Task goal —
In full and without alteration, repeat the material.

Input material —

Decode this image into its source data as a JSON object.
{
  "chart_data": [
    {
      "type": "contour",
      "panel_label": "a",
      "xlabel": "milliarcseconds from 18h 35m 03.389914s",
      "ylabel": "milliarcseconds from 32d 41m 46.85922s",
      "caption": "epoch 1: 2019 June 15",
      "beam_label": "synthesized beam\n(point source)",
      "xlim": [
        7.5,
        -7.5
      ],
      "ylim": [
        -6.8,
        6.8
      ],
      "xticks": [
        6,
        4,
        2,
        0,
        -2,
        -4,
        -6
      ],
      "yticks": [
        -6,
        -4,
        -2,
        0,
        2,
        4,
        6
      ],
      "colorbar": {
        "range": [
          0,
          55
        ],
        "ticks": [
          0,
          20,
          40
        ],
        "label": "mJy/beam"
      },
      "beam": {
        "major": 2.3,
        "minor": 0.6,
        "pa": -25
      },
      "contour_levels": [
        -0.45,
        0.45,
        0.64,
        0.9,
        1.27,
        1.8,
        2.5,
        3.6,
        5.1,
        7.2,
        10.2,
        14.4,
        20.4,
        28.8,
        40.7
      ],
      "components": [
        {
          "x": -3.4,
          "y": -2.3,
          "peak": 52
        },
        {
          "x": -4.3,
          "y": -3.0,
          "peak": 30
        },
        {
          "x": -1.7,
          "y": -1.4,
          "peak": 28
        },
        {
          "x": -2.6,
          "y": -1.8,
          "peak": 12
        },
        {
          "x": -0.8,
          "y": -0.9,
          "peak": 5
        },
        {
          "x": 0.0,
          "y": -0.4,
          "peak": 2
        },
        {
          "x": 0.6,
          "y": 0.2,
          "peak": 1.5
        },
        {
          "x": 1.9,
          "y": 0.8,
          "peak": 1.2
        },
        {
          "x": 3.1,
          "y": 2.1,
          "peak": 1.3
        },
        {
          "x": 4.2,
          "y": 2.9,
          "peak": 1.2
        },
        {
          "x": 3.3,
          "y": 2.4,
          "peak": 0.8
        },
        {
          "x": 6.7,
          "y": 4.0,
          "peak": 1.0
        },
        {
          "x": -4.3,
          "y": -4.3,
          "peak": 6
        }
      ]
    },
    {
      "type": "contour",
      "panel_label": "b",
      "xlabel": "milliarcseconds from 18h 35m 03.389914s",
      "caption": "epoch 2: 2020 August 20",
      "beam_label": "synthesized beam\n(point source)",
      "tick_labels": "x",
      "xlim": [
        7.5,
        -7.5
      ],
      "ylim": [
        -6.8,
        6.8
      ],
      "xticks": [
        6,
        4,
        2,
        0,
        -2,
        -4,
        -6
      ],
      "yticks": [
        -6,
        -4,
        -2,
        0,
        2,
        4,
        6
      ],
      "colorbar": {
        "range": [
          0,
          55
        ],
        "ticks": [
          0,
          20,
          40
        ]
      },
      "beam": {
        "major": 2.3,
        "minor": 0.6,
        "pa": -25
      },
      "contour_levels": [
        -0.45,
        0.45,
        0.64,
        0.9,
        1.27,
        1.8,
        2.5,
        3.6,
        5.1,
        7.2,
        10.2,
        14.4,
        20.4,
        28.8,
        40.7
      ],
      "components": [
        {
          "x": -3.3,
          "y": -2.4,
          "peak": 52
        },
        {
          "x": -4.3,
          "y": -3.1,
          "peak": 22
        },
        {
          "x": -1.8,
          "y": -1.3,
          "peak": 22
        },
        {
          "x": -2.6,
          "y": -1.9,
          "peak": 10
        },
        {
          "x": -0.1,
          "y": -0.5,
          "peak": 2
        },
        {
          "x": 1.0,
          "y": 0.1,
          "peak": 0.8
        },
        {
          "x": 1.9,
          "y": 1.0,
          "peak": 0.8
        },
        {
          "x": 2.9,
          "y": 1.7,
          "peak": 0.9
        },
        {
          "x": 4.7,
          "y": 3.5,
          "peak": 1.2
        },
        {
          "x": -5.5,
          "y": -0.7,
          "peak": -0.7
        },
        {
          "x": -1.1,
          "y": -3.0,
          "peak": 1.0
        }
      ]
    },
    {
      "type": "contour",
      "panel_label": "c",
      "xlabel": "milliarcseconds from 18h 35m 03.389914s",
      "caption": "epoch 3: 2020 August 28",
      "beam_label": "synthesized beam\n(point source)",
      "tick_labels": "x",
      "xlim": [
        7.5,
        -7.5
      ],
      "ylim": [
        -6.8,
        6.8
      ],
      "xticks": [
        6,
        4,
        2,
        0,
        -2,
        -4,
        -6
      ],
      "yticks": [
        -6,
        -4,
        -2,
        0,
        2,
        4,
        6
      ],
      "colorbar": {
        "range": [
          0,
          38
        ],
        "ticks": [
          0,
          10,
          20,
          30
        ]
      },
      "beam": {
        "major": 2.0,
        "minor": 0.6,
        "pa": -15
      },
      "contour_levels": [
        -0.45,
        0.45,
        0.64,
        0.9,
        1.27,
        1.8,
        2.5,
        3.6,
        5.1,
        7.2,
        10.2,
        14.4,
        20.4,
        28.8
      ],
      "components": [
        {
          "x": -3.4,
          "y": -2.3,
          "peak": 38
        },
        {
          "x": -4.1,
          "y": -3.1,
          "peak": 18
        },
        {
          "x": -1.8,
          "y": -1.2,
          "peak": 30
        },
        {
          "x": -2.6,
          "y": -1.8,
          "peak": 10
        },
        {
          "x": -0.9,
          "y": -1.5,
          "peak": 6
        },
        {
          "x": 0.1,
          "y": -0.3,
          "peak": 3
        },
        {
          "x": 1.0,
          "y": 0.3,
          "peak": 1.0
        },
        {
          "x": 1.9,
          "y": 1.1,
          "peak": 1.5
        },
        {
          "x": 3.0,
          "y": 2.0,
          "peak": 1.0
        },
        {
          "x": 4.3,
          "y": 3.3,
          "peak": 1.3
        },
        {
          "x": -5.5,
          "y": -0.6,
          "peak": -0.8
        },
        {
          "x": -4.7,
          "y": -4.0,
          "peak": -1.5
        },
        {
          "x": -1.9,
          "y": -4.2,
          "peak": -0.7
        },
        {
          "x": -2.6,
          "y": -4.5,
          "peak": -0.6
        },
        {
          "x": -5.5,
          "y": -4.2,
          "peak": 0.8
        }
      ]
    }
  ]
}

Solution for this task —
Decode this image into its source data as a JSON object.
{
  "chart_data": [
    {
      "type": "contour",
      "panel_label": "a",
      "xlabel": "milliarcseconds from 18h 35m 03.389914s",
      "ylabel": "milliarcseconds from 32d 41m 46.85922s",
      "caption": "epoch 1: 2019 June 15",
      "beam_label": "synthesized beam\n(point source)",
      "xlim": [
        7.5,
        -7.5
      ],
      "ylim": [
        -6.8,
        6.8
      ],
      "xticks": [
        6,
        4,
        2,
        0,
        -2,
        -4,
        -6
      ],
      "yticks": [
        -6,
        -4,
        -2,
        0,
        2,
        4,
        6
      ],
      "colorbar": {
        "range": [
          0,
          55
        ],
        "ticks": [
          0,
          20,
          40
        ],
        "label": "mJy/beam"
      },
      "beam": {
        "major": 2.3,
        "minor": 0.6,
        "pa": -25
      },
      "contour_levels": [
        -0.45,
        0.45,
        0.64,
        0.9,
        1.27,
        1.8,
        2.5,
        3.6,
        5.1,
        7.2,
        10.2,
        14.4,
        20.4,
        28.8,
        40.7
      ],
      "components": [
        {
          "x": -3.4,
          "y": -2.3,
          "peak": 52
        },
        {
          "x": -4.3,
          "y": -3.0,
          "peak": 30
        },
        {
          "x": -1.7,
          "y": -1.4,
          "peak": 28
        },
        {
          "x": -2.6,
          "y": -1.8,
          "peak": 12
        },
        {
          "x": -0.8,
          "y": -0.9,
          "peak": 5
        },
        {
          "x": 0.0,
          "y": -0.4,
          "peak": 2
        },
        {
          "x": 0.6,
          "y": 0.2,
          "peak": 1.5
        },
        {
          "x": 1.9,
          "y": 0.8,
          "peak": 1.2
        },
        {
          "x": 3.1,
          "y": 2.1,
          "peak": 1.3
        },
        {
          "x": 4.2,
          "y": 2.9,
          "peak": 1.2
        },
        {
          "x": 3.3,
          "y": 2.4,
          "peak": 0.8
        },
        {
          "x": 6.7,
          "y": 4.0,
          "peak": 1.0
        },
        {
          "x": -4.3,
          "y": -4.3,
          "peak": 6
        }
      ]
    },
    {
      "type": "contour",
      "panel_label": "b",
      "xlabel": "milliarcseconds from 18h 35m 03.389914s",
      "caption": "epoch 2: 2020 August 20",
      "beam_label": "synthesized beam\n(point source)",
      "tick_labels": "x",
      "xlim": [
        7.5,
        -7.5
      ],
      "ylim": [
        -6.8,
        6.8
      ],
      "xticks": [
        6,
        4,
        2,
        0,
        -2,
        -4,
        -6
      ],
      "yticks": [
        -6,
        -4,
        -2,
        0,
        2,
        4,
        6
      ],
      "colorbar": {
        "range": [
          0,
          55
        ],
        "ticks": [
          0,
          20,
          40
        ]
      },
      "beam": {
        "major": 2.3,
        "minor": 0.6,
        "pa": -25
      },
      "contour_levels": [
        -0.45,
        0.45,
        0.64,
        0.9,
        1.27,
        1.8,
        2.5,
        3.6,
        5.1,
        7.2,
        10.2,
        14.4,
        20.4,
        28.8,
        40.7
      ],
      "components": [
        {
          "x": -3.3,
          "y": -2.4,
          "peak": 52
        },
        {
          "x": -4.3,
          "y": -3.1,
          "peak": 22
        },
        {
          "x": -1.8,
          "y": -1.3,
          "peak": 22
        },
        {
          "x": -2.6,
          "y": -1.9,
          "peak": 10
        },
        {
          "x": -0.1,
          "y": -0.5,
          "peak": 2
        },
        {
          "x": 1.0,
          "y": 0.1,
          "peak": 0.8
        },
        {
          "x": 1.9,
          "y": 1.0,
          "peak": 0.8
        },
        {
          "x": 2.9,
          "y": 1.7,
          "peak": 0.9
        },
        {
          "x": 4.7,
          "y": 3.5,
          "peak": 1.2
        },
        {
          "x": -5.5,
          "y": -0.7,
          "peak": -0.7
        },
        {
          "x": -1.1,
          "y": -3.0,
          "peak": 1.0
        }
      ]
    },
    {
      "type": "contour",
      "panel_label": "c",
      "xlabel": "milliarcseconds from 18h 35m 03.389914s",
      "caption": "epoch 3: 2020 August 28",
      "beam_label": "synthesized beam\n(point source)",
      "tick_labels": "x",
      "xlim": [
        7.5,
        -7.5
      ],
      "ylim": [
        -6.8,
        6.8
      ],
      "xticks": [
        6,
        4,
        2,
        0,
        -2,
        -4,
        -6
      ],
      "yticks": [
        -6,
        -4,
        -2,
        0,
        2,
        4,
        6
      ],
      "colorbar": {
        "range": [
          0,
          38
        ],
        "ticks": [
          0,
          10,
          20,
          30
        ]
      },
      "beam": {
        "major": 2.0,
        "minor": 0.6,
        "pa": -15
      },
      "contour_levels": [
        -0.45,
        0.45,
        0.64,
        0.9,
        1.27,
        1.8,
        2.5,
        3.6,
        5.1,
        7.2,
        10.2,
        14.4,
        20.4,
        28.8
      ],
      "components": [
        {
          "x": -3.4,
          "y": -2.3,
          "peak": 38
        },
        {
          "x": -4.1,
          "y": -3.1,
          "peak": 18
        },
        {
          "x": -1.8,
          "y": -1.2,
          "peak": 30
        },
        {
          "x": -2.6,
          "y": -1.8,
          "peak": 10
        },
        {
          "x": -0.9,
          "y": -1.5,
          "peak": 6
        },
        {
          "x": 0.1,
          "y": -0.3,
          "peak": 3
        },
        {
          "x": 1.0,
          "y": 0.3,
          "peak": 1.0
        },
        {
          "x": 1.9,
          "y": 1.1,
          "peak": 1.5
        },
        {
          "x": 3.0,
          "y": 2.0,
          "peak": 1.0
        },
        {
          "x": 4.3,
          "y": 3.3,
          "peak": 1.3
        },
        {
          "x": -5.5,
          "y": -0.6,
          "peak": -0.8
        },
        {
          "x": -4.7,
          "y": -4.0,
          "peak": -1.5
        },
        {
          "x": -1.9,
          "y": -4.2,
          "peak": -0.7
        },
        {
          "x": -2.6,
          "y": -4.5,
          "peak": -0.6
        },
        {
          "x": -5.5,
          "y": -4.2,
          "peak": 0.8
        }
      ]
    }
  ]
}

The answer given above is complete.